WHAT YOU SHOULD DO
Output every line exactly as written. Leave out pictures.

— begin ENTRIES SUPPLIED —

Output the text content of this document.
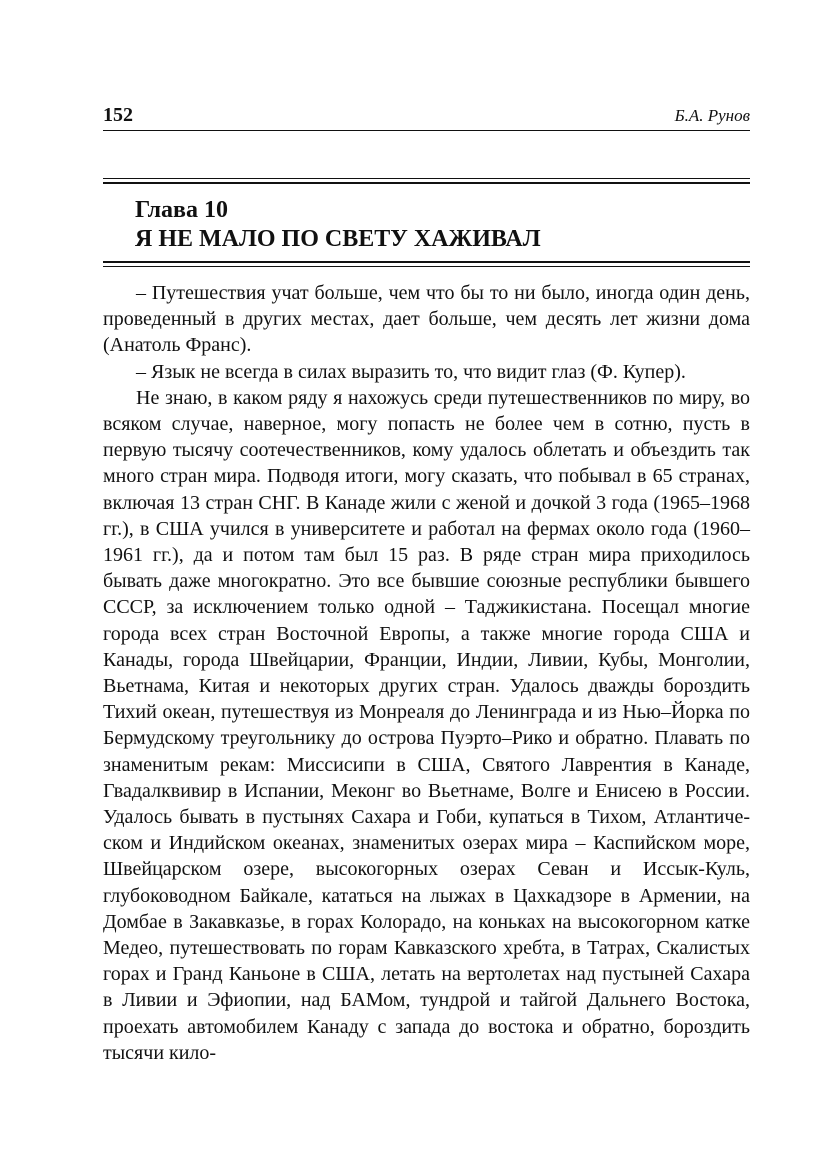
152	Б.А. Рунов
Глава 10
Я НЕ МАЛО ПО СВЕТУ ХАЖИВАЛ

– Путешествия учат больше, чем что бы то ни было, иногда один день, проведенный в других местах, дает больше, чем десять лет жизни дома (Анатоль Франс).

– Язык не всегда в силах выразить то, что видит глаз (Ф. Купер).

Не знаю, в каком ряду я нахожусь среди путешественников по миру, во всяком случае, наверное, могу попасть не более чем в сотню, пусть в первую тысячу соотечественников, кому удалось облетать и объездить так много стран мира. Подводя итоги, могу сказать, что побывал в 65 странах, включая 13 стран СНГ. В Канаде жили с женой и дочкой 3 года (1965–1968 гг.), в США учился в университете и работал на фермах около года (1960–1961 гг.), да и потом там был 15 раз. В ряде стран мира приходилось бывать даже многократно. Это все бывшие союзные республики бывшего СССР, за исключением только одной – Таджикистана. Посещал многие города всех стран Восточной Европы, а также многие города США и Канады, города Швейцарии, Франции, Индии, Ливии, Кубы, Монголии, Вьетнама, Китая и некоторых других стран. Удалось дважды бороздить Тихий океан, путешествуя из Монреаля до Ленинграда и из Нью–Йорка по Бермудскому треугольнику до острова Пуэрто–Рико и обратно. Плавать по знаменитым рекам: Миссисипи в США, Святого Лаврентия в Канаде, Гвадалквивир в Испании, Меконг во Вьетнаме, Волге и Енисею в России. Удалось бывать в пустынях Сахара и Гоби, купаться в Тихом, Атлантическом и Индийском океанах, знаменитых озерах мира – Каспийском море, Швейцарском озере, высокогорных озерах Севан и Иссык-Куль, глубоководном Байкале, кататься на лыжах в Цахкадзоре в Армении, на Домбае в Закавказье, в горах Колорадо, на коньках на высокогорном катке Медео, путешествовать по горам Кавказского хребта, в Татрах, Скалистых горах и Гранд Каньоне в США, летать на вертолетах над пустыней Сахара в Ливии и Эфиопии, над БАМом, тундрой и тайгой Дальнего Востока, проехать автомобилем Канаду с запада до востока и обратно, бороздить тысячи кило-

— end ENTRIES SUPPLIED —

SOLUTION TO THIS TASK
Output the text content of this document.
152	Б.А. Рунов
Глава 10
Я НЕ МАЛО ПО СВЕТУ ХАЖИВАЛ

– Путешествия учат больше, чем что бы то ни было, иногда один день, проведенный в других местах, дает больше, чем десять лет жизни дома (Анатоль Франс).

– Язык не всегда в силах выразить то, что видит глаз (Ф. Купер).

Не знаю, в каком ряду я нахожусь среди путешественников по миру, во всяком случае, наверное, могу попасть не более чем в сотню, пусть в первую тысячу соотечественников, кому удалось облетать и объездить так много стран мира. Подводя итоги, могу сказать, что побывал в 65 странах, включая 13 стран СНГ. В Канаде жили с женой и дочкой 3 года (1965–1968 гг.), в США учился в университете и работал на фермах около года (1960–1961 гг.), да и потом там был 15 раз. В ряде стран мира приходилось бывать даже многократно. Это все бывшие союзные республики бывшего СССР, за исключением только одной – Таджикистана. Посещал многие города всех стран Восточной Европы, а также многие города США и Канады, города Швейцарии, Франции, Индии, Ливии, Кубы, Монголии, Вьетнама, Китая и некоторых других стран. Удалось дважды бороздить Тихий океан, путешествуя из Монреаля до Ленинграда и из Нью–Йорка по Бермудскому треугольнику до острова Пуэрто–Рико и обратно. Плавать по знаменитым рекам: Миссисипи в США, Святого Лаврентия в Канаде, Гвадалквивир в Испании, Меконг во Вьетнаме, Волге и Енисею в России. Удалось бывать в пустынях Сахара и Гоби, купаться в Тихом, Атлантическом и Индийском океанах, знаменитых озерах мира – Каспийском море, Швейцарском озере, высокогорных озерах Севан и Иссык-Куль, глубоководном Байкале, кататься на лыжах в Цахкадзоре в Армении, на Домбае в Закавказье, в горах Колорадо, на коньках на высокогорном катке Медео, путешествовать по горам Кавказского хребта, в Татрах, Скалистых горах и Гранд Каньоне в США, летать на вертолетах над пустыней Сахара в Ливии и Эфиопии, над БАМом, тундрой и тайгой Дальнего Востока, проехать автомобилем Канаду с запада до востока и обратно, бороздить тысячи кило-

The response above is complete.